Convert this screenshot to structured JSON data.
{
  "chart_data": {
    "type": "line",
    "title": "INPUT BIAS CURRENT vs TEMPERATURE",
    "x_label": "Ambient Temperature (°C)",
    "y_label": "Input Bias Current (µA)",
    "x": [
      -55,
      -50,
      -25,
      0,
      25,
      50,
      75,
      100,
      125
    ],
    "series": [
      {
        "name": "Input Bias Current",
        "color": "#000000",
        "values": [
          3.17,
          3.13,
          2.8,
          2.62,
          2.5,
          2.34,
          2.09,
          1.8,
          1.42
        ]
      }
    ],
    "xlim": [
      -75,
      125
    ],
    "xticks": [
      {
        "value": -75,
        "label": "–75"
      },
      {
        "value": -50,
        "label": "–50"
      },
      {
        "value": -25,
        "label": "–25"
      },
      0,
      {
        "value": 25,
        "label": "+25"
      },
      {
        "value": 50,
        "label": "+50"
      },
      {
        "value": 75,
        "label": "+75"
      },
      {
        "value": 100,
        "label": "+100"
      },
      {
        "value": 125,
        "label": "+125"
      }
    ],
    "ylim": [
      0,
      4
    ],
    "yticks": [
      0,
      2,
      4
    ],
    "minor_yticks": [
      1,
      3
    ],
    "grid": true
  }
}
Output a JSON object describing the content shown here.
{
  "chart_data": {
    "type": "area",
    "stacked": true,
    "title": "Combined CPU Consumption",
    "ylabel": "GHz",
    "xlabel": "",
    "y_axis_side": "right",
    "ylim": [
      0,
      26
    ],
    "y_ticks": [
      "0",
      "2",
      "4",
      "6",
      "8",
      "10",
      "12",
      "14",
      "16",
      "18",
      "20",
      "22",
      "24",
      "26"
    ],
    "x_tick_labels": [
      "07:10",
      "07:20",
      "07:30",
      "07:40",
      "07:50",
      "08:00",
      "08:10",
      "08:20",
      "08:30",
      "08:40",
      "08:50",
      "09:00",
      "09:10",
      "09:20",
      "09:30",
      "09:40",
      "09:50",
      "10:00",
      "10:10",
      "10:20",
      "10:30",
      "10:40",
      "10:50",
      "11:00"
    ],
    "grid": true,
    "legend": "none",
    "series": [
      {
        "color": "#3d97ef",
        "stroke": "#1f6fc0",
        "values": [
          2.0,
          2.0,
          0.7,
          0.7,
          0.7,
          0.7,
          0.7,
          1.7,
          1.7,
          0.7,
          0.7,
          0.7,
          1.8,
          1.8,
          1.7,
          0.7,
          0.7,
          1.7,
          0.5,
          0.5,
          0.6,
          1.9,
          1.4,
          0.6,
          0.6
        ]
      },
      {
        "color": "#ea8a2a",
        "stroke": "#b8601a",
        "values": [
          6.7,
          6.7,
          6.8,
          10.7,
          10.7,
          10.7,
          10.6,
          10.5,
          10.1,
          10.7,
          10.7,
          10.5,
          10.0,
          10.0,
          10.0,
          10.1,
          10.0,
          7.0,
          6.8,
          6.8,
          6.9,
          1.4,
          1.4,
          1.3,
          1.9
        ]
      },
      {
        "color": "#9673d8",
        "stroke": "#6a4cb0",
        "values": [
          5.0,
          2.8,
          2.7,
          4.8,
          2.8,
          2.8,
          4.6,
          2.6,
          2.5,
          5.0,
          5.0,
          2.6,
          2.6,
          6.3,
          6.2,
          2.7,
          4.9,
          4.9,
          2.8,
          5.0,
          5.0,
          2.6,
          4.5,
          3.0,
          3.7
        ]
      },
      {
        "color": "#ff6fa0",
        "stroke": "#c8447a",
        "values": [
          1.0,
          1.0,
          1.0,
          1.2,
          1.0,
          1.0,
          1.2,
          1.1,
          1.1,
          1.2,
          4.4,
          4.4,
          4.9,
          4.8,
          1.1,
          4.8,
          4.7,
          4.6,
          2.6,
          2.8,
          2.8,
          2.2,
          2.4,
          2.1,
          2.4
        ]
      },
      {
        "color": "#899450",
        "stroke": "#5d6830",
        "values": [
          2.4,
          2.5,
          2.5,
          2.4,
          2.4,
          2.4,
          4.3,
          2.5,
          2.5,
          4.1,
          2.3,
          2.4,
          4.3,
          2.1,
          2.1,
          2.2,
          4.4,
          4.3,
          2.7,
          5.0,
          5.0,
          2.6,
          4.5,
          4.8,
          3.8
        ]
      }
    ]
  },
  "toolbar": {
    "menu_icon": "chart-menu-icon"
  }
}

-*-*-

- Requirement
Word for word, write out the data.

- Final answer
Convert this screenshot to structured JSON data.
{
  "chart_data": {
    "type": "line",
    "title": "INPUT BIAS CURRENT vs TEMPERATURE",
    "x_label": "Ambient Temperature (°C)",
    "y_label": "Input Bias Current (µA)",
    "x": [
      -55,
      -50,
      -25,
      0,
      25,
      50,
      75,
      100,
      125
    ],
    "series": [
      {
        "name": "Input Bias Current",
        "color": "#000000",
        "values": [
          3.17,
          3.13,
          2.8,
          2.62,
          2.5,
          2.34,
          2.09,
          1.8,
          1.42
        ]
      }
    ],
    "xlim": [
      -75,
      125
    ],
    "xticks": [
      {
        "value": -75,
        "label": "–75"
      },
      {
        "value": -50,
        "label": "–50"
      },
      {
        "value": -25,
        "label": "–25"
      },
      0,
      {
        "value": 25,
        "label": "+25"
      },
      {
        "value": 50,
        "label": "+50"
      },
      {
        "value": 75,
        "label": "+75"
      },
      {
        "value": 100,
        "label": "+100"
      },
      {
        "value": 125,
        "label": "+125"
      }
    ],
    "ylim": [
      0,
      4
    ],
    "yticks": [
      0,
      2,
      4
    ],
    "minor_yticks": [
      1,
      3
    ],
    "grid": true
  }
}
Output a JSON object describing the content shown here.
{
  "chart_data": {
    "type": "area",
    "stacked": true,
    "title": "Combined CPU Consumption",
    "ylabel": "GHz",
    "xlabel": "",
    "y_axis_side": "right",
    "ylim": [
      0,
      26
    ],
    "y_ticks": [
      "0",
      "2",
      "4",
      "6",
      "8",
      "10",
      "12",
      "14",
      "16",
      "18",
      "20",
      "22",
      "24",
      "26"
    ],
    "x_tick_labels": [
      "07:10",
      "07:20",
      "07:30",
      "07:40",
      "07:50",
      "08:00",
      "08:10",
      "08:20",
      "08:30",
      "08:40",
      "08:50",
      "09:00",
      "09:10",
      "09:20",
      "09:30",
      "09:40",
      "09:50",
      "10:00",
      "10:10",
      "10:20",
      "10:30",
      "10:40",
      "10:50",
      "11:00"
    ],
    "grid": true,
    "legend": "none",
    "series": [
      {
        "color": "#3d97ef",
        "stroke": "#1f6fc0",
        "values": [
          2.0,
          2.0,
          0.7,
          0.7,
          0.7,
          0.7,
          0.7,
          1.7,
          1.7,
          0.7,
          0.7,
          0.7,
          1.8,
          1.8,
          1.7,
          0.7,
          0.7,
          1.7,
          0.5,
          0.5,
          0.6,
          1.9,
          1.4,
          0.6,
          0.6
        ]
      },
      {
        "color": "#ea8a2a",
        "stroke": "#b8601a",
        "values": [
          6.7,
          6.7,
          6.8,
          10.7,
          10.7,
          10.7,
          10.6,
          10.5,
          10.1,
          10.7,
          10.7,
          10.5,
          10.0,
          10.0,
          10.0,
          10.1,
          10.0,
          7.0,
          6.8,
          6.8,
          6.9,
          1.4,
          1.4,
          1.3,
          1.9
        ]
      },
      {
        "color": "#9673d8",
        "stroke": "#6a4cb0",
        "values": [
          5.0,
          2.8,
          2.7,
          4.8,
          2.8,
          2.8,
          4.6,
          2.6,
          2.5,
          5.0,
          5.0,
          2.6,
          2.6,
          6.3,
          6.2,
          2.7,
          4.9,
          4.9,
          2.8,
          5.0,
          5.0,
          2.6,
          4.5,
          3.0,
          3.7
        ]
      },
      {
        "color": "#ff6fa0",
        "stroke": "#c8447a",
        "values": [
          1.0,
          1.0,
          1.0,
          1.2,
          1.0,
          1.0,
          1.2,
          1.1,
          1.1,
          1.2,
          4.4,
          4.4,
          4.9,
          4.8,
          1.1,
          4.8,
          4.7,
          4.6,
          2.6,
          2.8,
          2.8,
          2.2,
          2.4,
          2.1,
          2.4
        ]
      },
      {
        "color": "#899450",
        "stroke": "#5d6830",
        "values": [
          2.4,
          2.5,
          2.5,
          2.4,
          2.4,
          2.4,
          4.3,
          2.5,
          2.5,
          4.1,
          2.3,
          2.4,
          4.3,
          2.1,
          2.1,
          2.2,
          4.4,
          4.3,
          2.7,
          5.0,
          5.0,
          2.6,
          4.5,
          4.8,
          3.8
        ]
      }
    ]
  },
  "toolbar": {
    "menu_icon": "chart-menu-icon"
  }
}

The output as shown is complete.